Task brief.
Your task is to extract every entry that follows word for word while excluding the pictures.

Exercise materials.
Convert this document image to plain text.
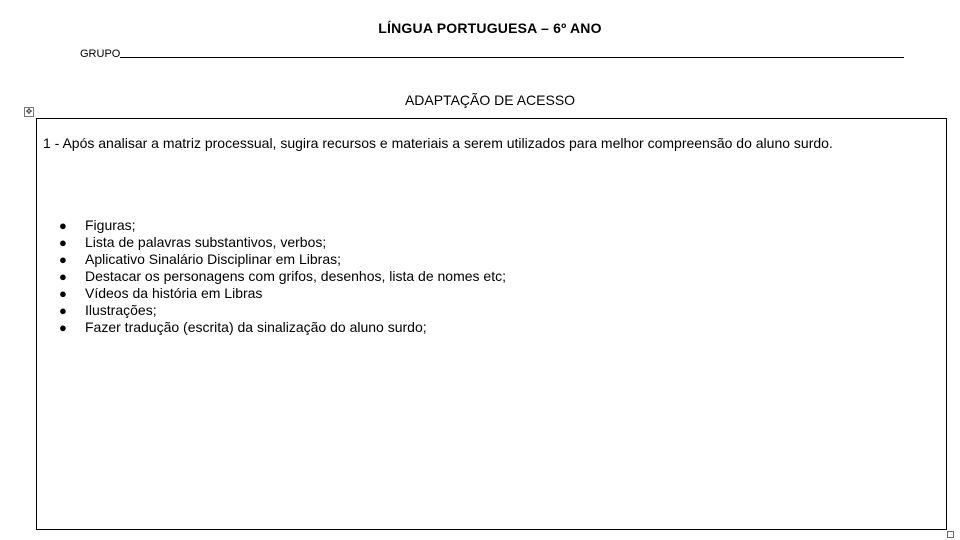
LÍNGUA PORTUGUESA – 6º ANO
GRUPO
ADAPTAÇÃO DE ACESSO
✥
1 - Após analisar a matriz processual, sugira recursos e materiais a serem utilizados para melhor compreensão do aluno surdo.
●	Figuras;
●	Lista de palavras substantivos, verbos;
●	Aplicativo Sinalário Disciplinar em Libras;
●	Destacar os personagens com grifos, desenhos, lista de nomes etc;
●	Vídeos da história em Libras
●	Ilustrações;
●	Fazer tradução (escrita) da sinalização do aluno surdo;
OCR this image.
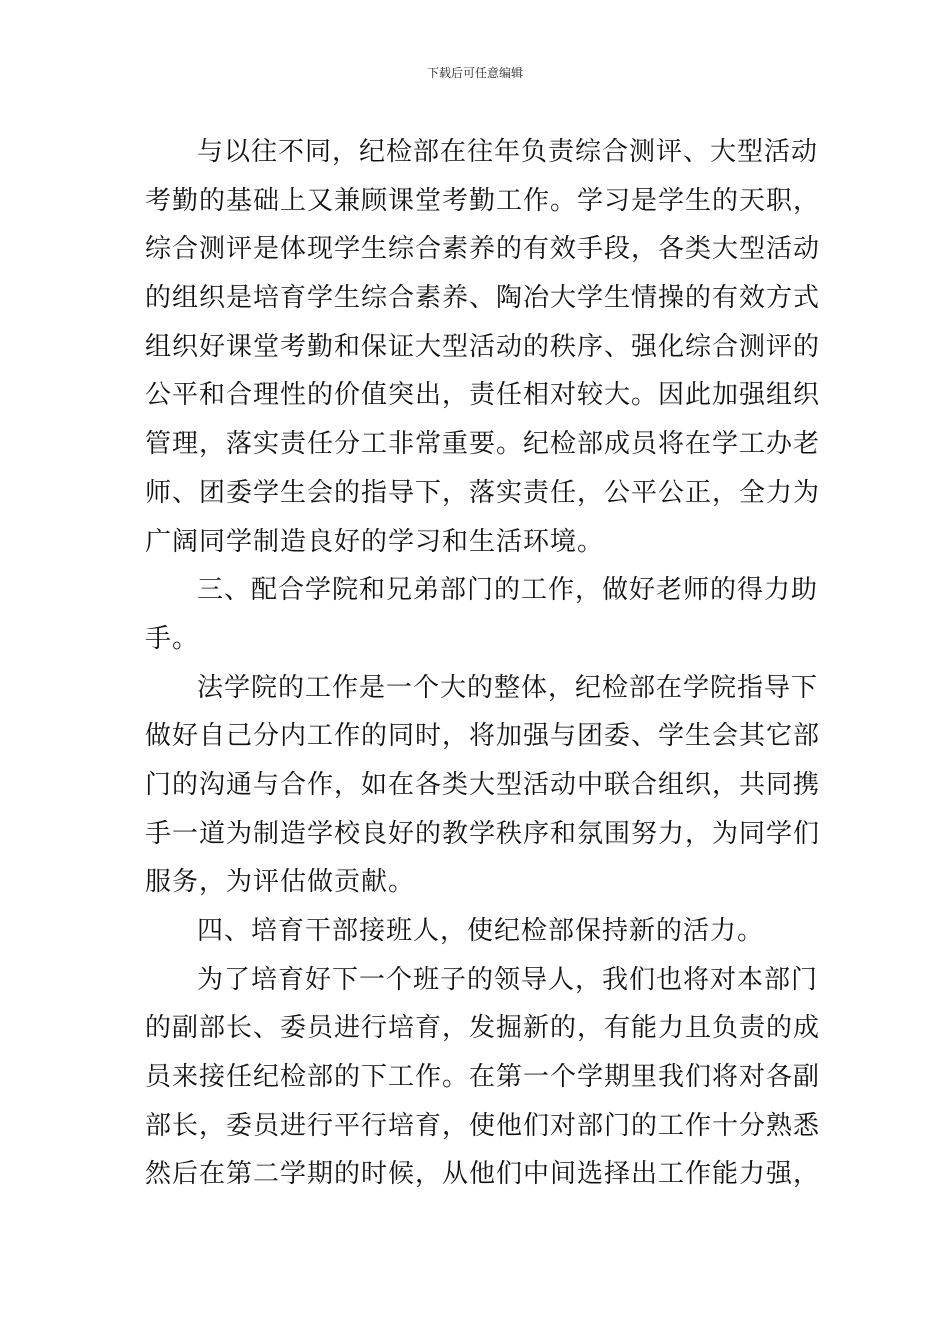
下载后可任意编辑
与以往不同，纪检部在往年负责综合测评、大型活动
考勤的基础上又兼顾课堂考勤工作。学习是学生的天职，
综合测评是体现学生综合素养的有效手段，各类大型活动
的组织是培育学生综合素养、陶冶大学生情操的有效方式
组织好课堂考勤和保证大型活动的秩序、强化综合测评的
公平和合理性的价值突出，责任相对较大。因此加强组织
管理，落实责任分工非常重要。纪检部成员将在学工办老
师、团委学生会的指导下，落实责任，公平公正，全力为
广阔同学制造良好的学习和生活环境。
三、配合学院和兄弟部门的工作，做好老师的得力助
手。
法学院的工作是一个大的整体，纪检部在学院指导下
做好自己分内工作的同时，将加强与团委、学生会其它部
门的沟通与合作，如在各类大型活动中联合组织，共同携
手一道为制造学校良好的教学秩序和氛围努力，为同学们
服务，为评估做贡献。
四、培育干部接班人，使纪检部保持新的活力。
为了培育好下一个班子的领导人，我们也将对本部门
的副部长、委员进行培育，发掘新的，有能力且负责的成
员来接任纪检部的下工作。在第一个学期里我们将对各副
部长，委员进行平行培育，使他们对部门的工作十分熟悉
然后在第二学期的时候，从他们中间选择出工作能力强，
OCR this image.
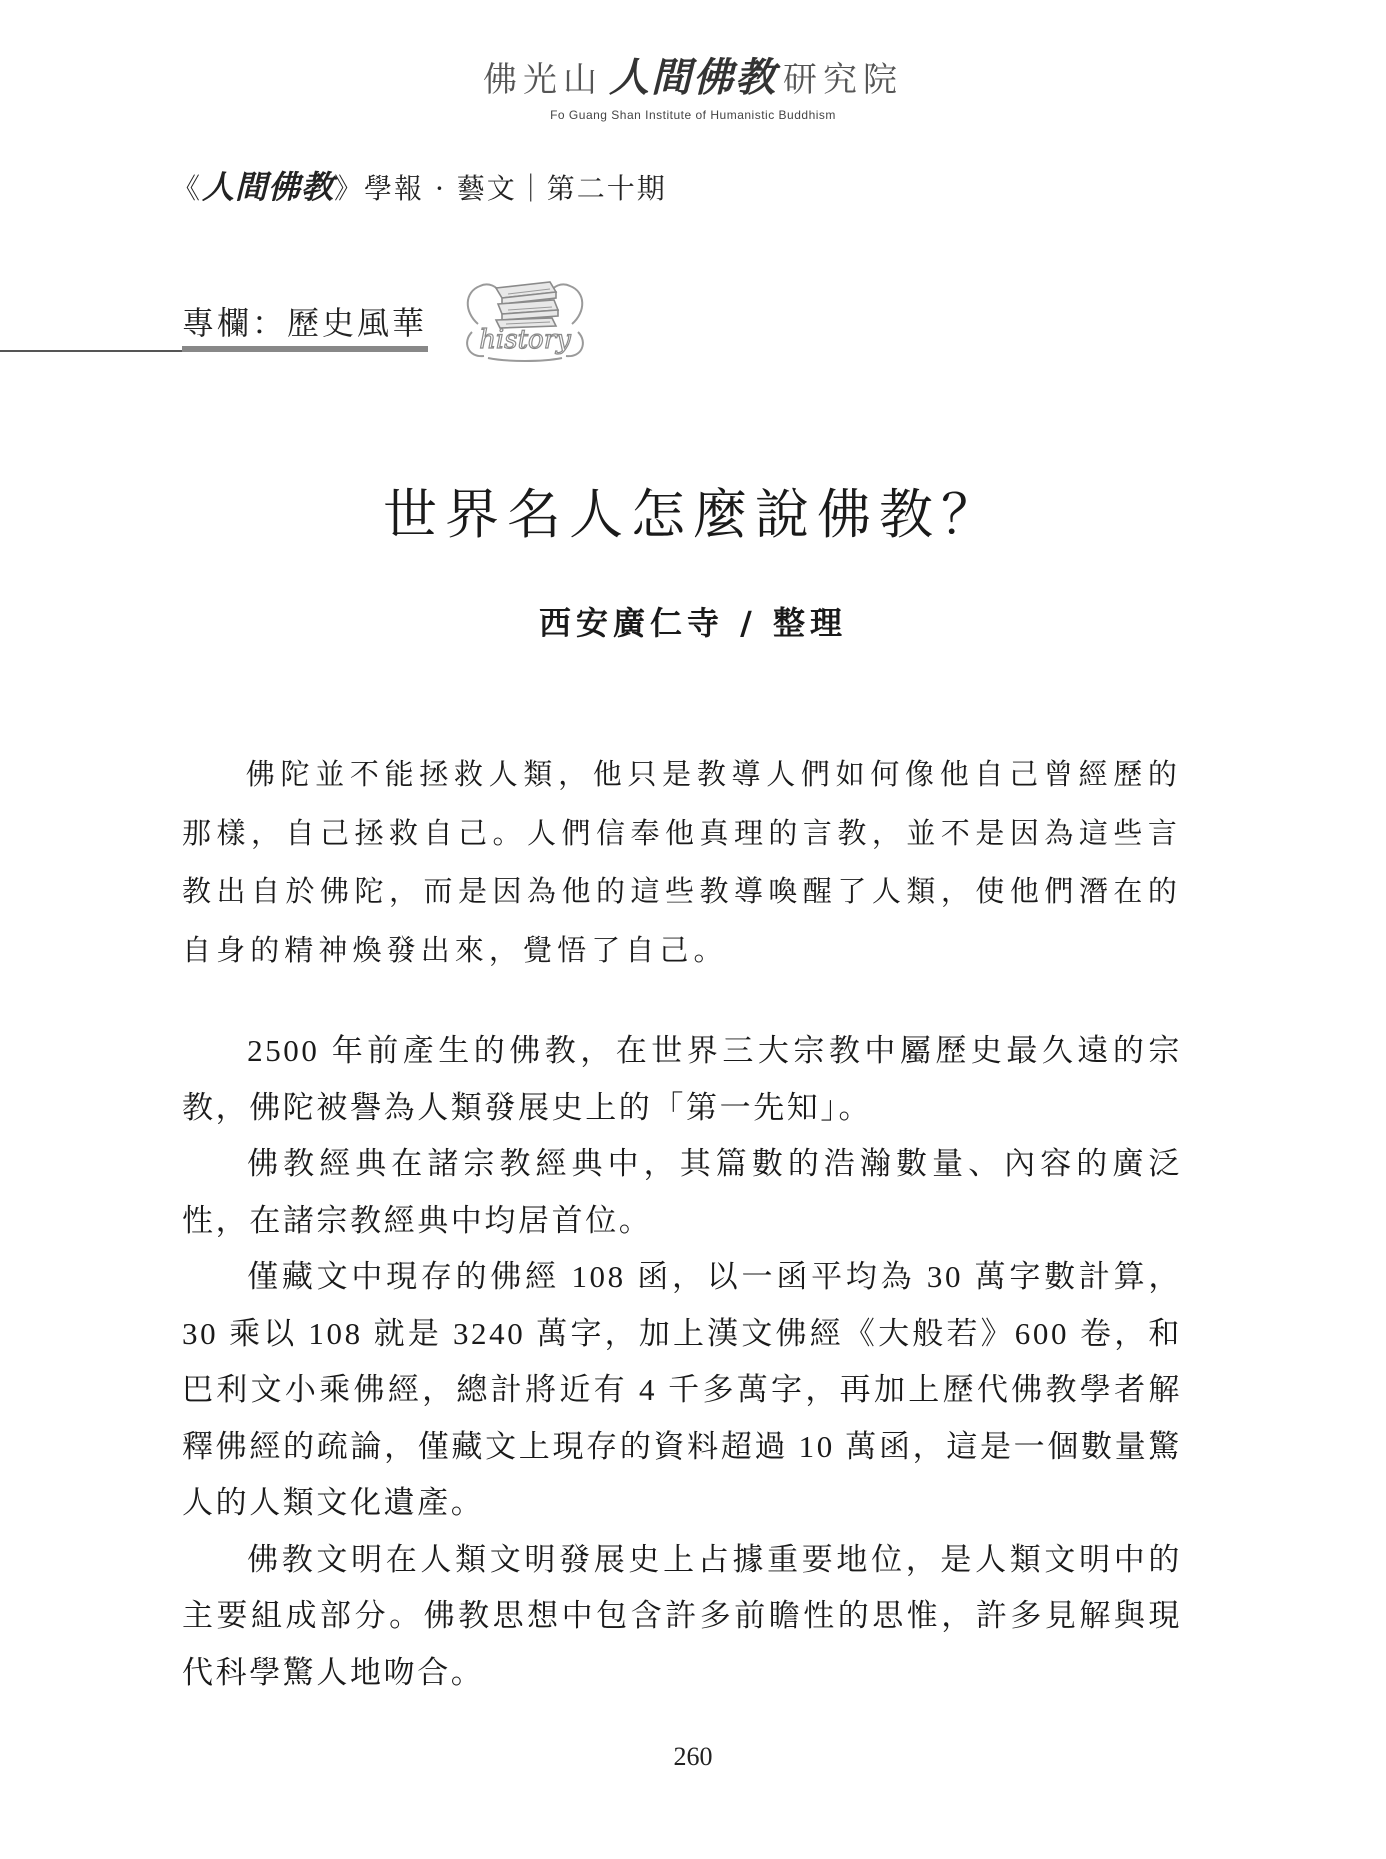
佛光山 人間佛教 研究院
Fo Guang Shan Institute of Humanistic Buddhism
《人間佛教》學報 · 藝文｜第二十期
專欄：歷史風華 history
世界名人怎麼說佛教？
西安廣仁寺 / 整理

佛陀並不能拯救人類，他只是教導人們如何像他自己曾經歷的那樣，自己拯救自己。人們信奉他真理的言教，並不是因為這些言教出自於佛陀，而是因為他的這些教導喚醒了人類，使他們潛在的自身的精神煥發出來，覺悟了自己。

2500 年前產生的佛教，在世界三大宗教中屬歷史最久遠的宗教，佛陀被譽為人類發展史上的「第一先知」。

佛教經典在諸宗教經典中，其篇數的浩瀚數量、內容的廣泛性，在諸宗教經典中均居首位。

僅藏文中現存的佛經 108 函，以一函平均為 30 萬字數計算，30 乘以 108 就是 3240 萬字，加上漢文佛經《大般若》600 卷，和巴利文小乘佛經，總計將近有 4 千多萬字，再加上歷代佛教學者解釋佛經的疏論，僅藏文上現存的資料超過 10 萬函，這是一個數量驚人的人類文化遺產。

佛教文明在人類文明發展史上占據重要地位，是人類文明中的主要組成部分。佛教思想中包含許多前瞻性的思惟，許多見解與現代科學驚人地吻合。

260
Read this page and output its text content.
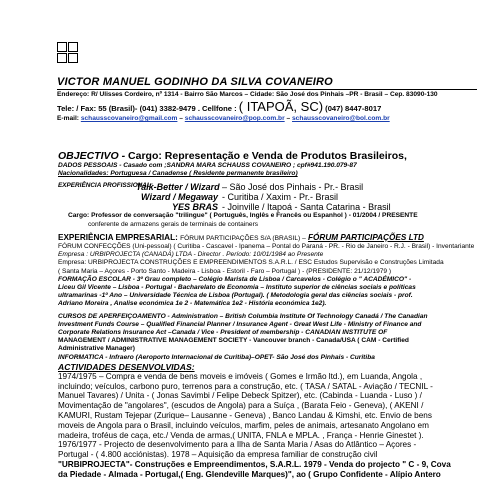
VICTOR MANUEL GODINHO DA SILVA COVANEIRO
Endereço: R/ Ulisses Cordeiro, nº 1314 - Bairro São Marcos – Cidade: São José dos Pinhais –PR - Brasil – Cep. 83090-130
Tele: / Fax: 55 (Brasil)- (041) 3382-9479 . Cellfone : ( ITAPOÃ, SC) (047) 8447-8017
E-mail: schausscovaneiro@gmail.com – schausscovaneiro@pop.com.br – schausscovaneiro@bol.com.br
OBJECTIVO - Cargo: Representação e Venda de Produtos Brasileiros,
DADOS PESSOAIS - Casado com ;SANDRA MARA SCHAUSS COVANEIRO ; cpf#941.190.079-87
Nacionalidades: Portuguesa / Canadense ( Residente permanente brasileiro)
EXPERIÊNCIA PROFISSIONAL:
Talk-Better / Wizard – São José dos Pinhais - Pr.- Brasil
Wizard / Megaway - Curitiba / Xaxim - Pr.- Brasil
YES BRAS - Joinville / Itapoá - Santa Catarina - Brasil
Cargo: Professor de conversação "trilingue" ( Português, Inglês e Francês ou Espanhol ) - 01/2004 / PRESENTE
conferente de armazens gerais de terminais de containers
EXPERIÊNCIA EMPRESARIAL: FÓRUM PARTICIPAÇÕES S/A (BRASIL) – FÓRUM PARTICIPAÇÕES LTD
FÓRUM CONFECÇÕES (Uni-pessoal) ( Curitiba - Cascavel - Ipanema – Pontal do Paraná - PR. - Rio de Janeiro - R.J. - Brasil) - Inventariante
Empresa : URBIPROJECTA (CANADÁ) LTDA - Director . Período: 10/01/1984 ao Presente
Empresa: URBIPROJECTA CONSTRUÇÕES E EMPREENDIMENTOS S.A.R.L. / ESC Estudos Supervisão e Construções Limitada
( Santa Maria – Açores - Porto Santo - Madeira - Lisboa - Estoril - Faro – Portugal ) - (PRESIDENTE: 21/12/1979 )
FORMAÇÃO ESCOLAR - 3º Grau completo – Colégio Marista de Lisboa / Carcavelos - Colégio o " ACADÉMICO" -
Liceu Gil Vicente – Lisboa - Portugal - Bacharelato de Economia – Instituto superior de ciências sociais e políticas
ultramarinas -1º Ano – Universidade Técnica de Lisboa (Portugal). ( Metodologia geral das ciências sociais - prof.
Adriano Moreira , Analise económica 1e 2 - Matemática 1e2 - História económica 1e2).
CURSOS DE APERFEIÇOAMENTO - Administration – British Columbia Institute Of Technology Canadá / The Canadian
Investment Funds Course – Qualified Financial Planner / Insurance Agent - Great West Life - Ministry of Finance and
Corporate Relations Insurance Act –Canada / Vice - President of membership - CANADIAN INSTITUTE OF
MANAGEMENT / ADMINISTRATIVE MANAGEMENT SOCIETY - Vancouver branch - Canada/USA ( CAM - Certified
Administrative Manager)
INFORMATICA - Infraero (Aeroporto Internacional de Curitiba)–OPET- São José dos Pinhais - Curitiba
ACTIVIDADES DESENVOLVIDAS:
1974/1975 – Compra e venda de bens moveis e imóveis ( Gomes e Irmão ltd.), em Luanda, Angola ,
incluindo; veículos, carbono puro, terrenos para a construção, etc. ( TASA / SATAL - Aviação / TECNIL -
Manuel Tavares) / Unita - ( Jonas Savimbi / Felipe Debeck Spitzer), etc. (Cabinda - Luanda - Luso ) /
Movimentação de "angolares", (escudos de Angola) para a Suíça , (Barata Feio - Geneva), ( AKENI /
KAMURI, Rustam Tejepar (Zurique– Lausanne - Geneva) , Banco Landau & Kimshi, etc. Envio de bens
moveis de Angola para o Brasil, incluindo veículos, marfim, peles de animais, artesanato Angolano em
madeira, troféus de caça, etc./ Venda de armas,( UNITA, FNLA e MPLA. , França - Henrie Ginestet ).
1976/1977 - Projecto de desenvolvimento para a Ilha de Santa Maria / Asas do Atlântico – Açores -
Portugal - ( 4.800 acciónistas). 1978 – Aquisição da empresa familiar de construção civil
"URBIPROJECTA"- Construções e Empreendimentos, S.A.R.L. 1979 - Venda do projecto " C - 9, Cova
da Piedade - Almada - Portugal,( Eng. Glendeville Marques)", ao ( Grupo Confidente - Alípio Antero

Full output.
Convert this document image to plain text.
LÍNGUA PORTUGUESA – 6º ANO
GRUPO
ADAPTAÇÃO DE ACESSO
✥
1 - Após analisar a matriz processual, sugira recursos e materiais a serem utilizados para melhor compreensão do aluno surdo.
●	Figuras;
●	Lista de palavras substantivos, verbos;
●	Aplicativo Sinalário Disciplinar em Libras;
●	Destacar os personagens com grifos, desenhos, lista de nomes etc;
●	Vídeos da história em Libras
●	Ilustrações;
●	Fazer tradução (escrita) da sinalização do aluno surdo;
OCR this image.
下载后可任意编辑
与以往不同，纪检部在往年负责综合测评、大型活动
考勤的基础上又兼顾课堂考勤工作。学习是学生的天职，
综合测评是体现学生综合素养的有效手段，各类大型活动
的组织是培育学生综合素养、陶冶大学生情操的有效方式
组织好课堂考勤和保证大型活动的秩序、强化综合测评的
公平和合理性的价值突出，责任相对较大。因此加强组织
管理，落实责任分工非常重要。纪检部成员将在学工办老
师、团委学生会的指导下，落实责任，公平公正，全力为
广阔同学制造良好的学习和生活环境。
三、配合学院和兄弟部门的工作，做好老师的得力助
手。
法学院的工作是一个大的整体，纪检部在学院指导下
做好自己分内工作的同时，将加强与团委、学生会其它部
门的沟通与合作，如在各类大型活动中联合组织，共同携
手一道为制造学校良好的教学秩序和氛围努力，为同学们
服务，为评估做贡献。
四、培育干部接班人，使纪检部保持新的活力。
为了培育好下一个班子的领导人，我们也将对本部门
的副部长、委员进行培育，发掘新的，有能力且负责的成
员来接任纪检部的下工作。在第一个学期里我们将对各副
部长，委员进行平行培育，使他们对部门的工作十分熟悉
然后在第二学期的时候，从他们中间选择出工作能力强，
OCR this image.
佛光山 人間佛教 研究院
Fo Guang Shan Institute of Humanistic Buddhism
《人間佛教》學報 · 藝文｜第二十期
專欄：歷史風華 history
世界名人怎麼說佛教？
西安廣仁寺 / 整理

佛陀並不能拯救人類，他只是教導人們如何像他自己曾經歷的那樣，自己拯救自己。人們信奉他真理的言教，並不是因為這些言教出自於佛陀，而是因為他的這些教導喚醒了人類，使他們潛在的自身的精神煥發出來，覺悟了自己。

2500 年前產生的佛教，在世界三大宗教中屬歷史最久遠的宗教，佛陀被譽為人類發展史上的「第一先知」。

佛教經典在諸宗教經典中，其篇數的浩瀚數量、內容的廣泛性，在諸宗教經典中均居首位。

僅藏文中現存的佛經 108 函，以一函平均為 30 萬字數計算，30 乘以 108 就是 3240 萬字，加上漢文佛經《大般若》600 卷，和巴利文小乘佛經，總計將近有 4 千多萬字，再加上歷代佛教學者解釋佛經的疏論，僅藏文上現存的資料超過 10 萬函，這是一個數量驚人的人類文化遺產。

佛教文明在人類文明發展史上占據重要地位，是人類文明中的主要組成部分。佛教思想中包含許多前瞻性的思惟，許多見解與現代科學驚人地吻合。

260
Read this page and output its text content.
VICTOR MANUEL GODINHO DA SILVA COVANEIRO
Endereço: R/ Ulisses Cordeiro, nº 1314 - Bairro São Marcos – Cidade: São José dos Pinhais –PR - Brasil – Cep. 83090-130
Tele: / Fax: 55 (Brasil)- (041) 3382-9479 . Cellfone : ( ITAPOÃ, SC) (047) 8447-8017
E-mail: schausscovaneiro@gmail.com – schausscovaneiro@pop.com.br – schausscovaneiro@bol.com.br
OBJECTIVO - Cargo: Representação e Venda de Produtos Brasileiros,
DADOS PESSOAIS - Casado com ;SANDRA MARA SCHAUSS COVANEIRO ; cpf#941.190.079-87
Nacionalidades: Portuguesa / Canadense ( Residente permanente brasileiro)
EXPERIÊNCIA PROFISSIONAL:
Talk-Better / Wizard – São José dos Pinhais - Pr.- Brasil
Wizard / Megaway - Curitiba / Xaxim - Pr.- Brasil
YES BRAS - Joinville / Itapoá - Santa Catarina - Brasil
Cargo: Professor de conversação "trilingue" ( Português, Inglês e Francês ou Espanhol ) - 01/2004 / PRESENTE
conferente de armazens gerais de terminais de containers
EXPERIÊNCIA EMPRESARIAL: FÓRUM PARTICIPAÇÕES S/A (BRASIL) – FÓRUM PARTICIPAÇÕES LTD
FÓRUM CONFECÇÕES (Uni-pessoal) ( Curitiba - Cascavel - Ipanema – Pontal do Paraná - PR. - Rio de Janeiro - R.J. - Brasil) - Inventariante
Empresa : URBIPROJECTA (CANADÁ) LTDA - Director . Período: 10/01/1984 ao Presente
Empresa: URBIPROJECTA CONSTRUÇÕES E EMPREENDIMENTOS S.A.R.L. / ESC Estudos Supervisão e Construções Limitada
( Santa Maria – Açores - Porto Santo - Madeira - Lisboa - Estoril - Faro – Portugal ) - (PRESIDENTE: 21/12/1979 )
FORMAÇÃO ESCOLAR - 3º Grau completo – Colégio Marista de Lisboa / Carcavelos - Colégio o " ACADÉMICO" -
Liceu Gil Vicente – Lisboa - Portugal - Bacharelato de Economia – Instituto superior de ciências sociais e políticas
ultramarinas -1º Ano – Universidade Técnica de Lisboa (Portugal). ( Metodologia geral das ciências sociais - prof.
Adriano Moreira , Analise económica 1e 2 - Matemática 1e2 - História económica 1e2).
CURSOS DE APERFEIÇOAMENTO - Administration – British Columbia Institute Of Technology Canadá / The Canadian
Investment Funds Course – Qualified Financial Planner / Insurance Agent - Great West Life - Ministry of Finance and
Corporate Relations Insurance Act –Canada / Vice - President of membership - CANADIAN INSTITUTE OF
MANAGEMENT / ADMINISTRATIVE MANAGEMENT SOCIETY - Vancouver branch - Canada/USA ( CAM - Certified
Administrative Manager)
INFORMATICA - Infraero (Aeroporto Internacional de Curitiba)–OPET- São José dos Pinhais - Curitiba
ACTIVIDADES DESENVOLVIDAS:
1974/1975 – Compra e venda de bens moveis e imóveis ( Gomes e Irmão ltd.), em Luanda, Angola ,
incluindo; veículos, carbono puro, terrenos para a construção, etc. ( TASA / SATAL - Aviação / TECNIL -
Manuel Tavares) / Unita - ( Jonas Savimbi / Felipe Debeck Spitzer), etc. (Cabinda - Luanda - Luso ) /
Movimentação de "angolares", (escudos de Angola) para a Suíça , (Barata Feio - Geneva), ( AKENI /
KAMURI, Rustam Tejepar (Zurique– Lausanne - Geneva) , Banco Landau & Kimshi, etc. Envio de bens
moveis de Angola para o Brasil, incluindo veículos, marfim, peles de animais, artesanato Angolano em
madeira, troféus de caça, etc./ Venda de armas,( UNITA, FNLA e MPLA. , França - Henrie Ginestet ).
1976/1977 - Projecto de desenvolvimento para a Ilha de Santa Maria / Asas do Atlântico – Açores -
Portugal - ( 4.800 acciónistas). 1978 – Aquisição da empresa familiar de construção civil
"URBIPROJECTA"- Construções e Empreendimentos, S.A.R.L. 1979 - Venda do projecto " C - 9, Cova
da Piedade - Almada - Portugal,( Eng. Glendeville Marques)", ao ( Grupo Confidente - Alípio Antero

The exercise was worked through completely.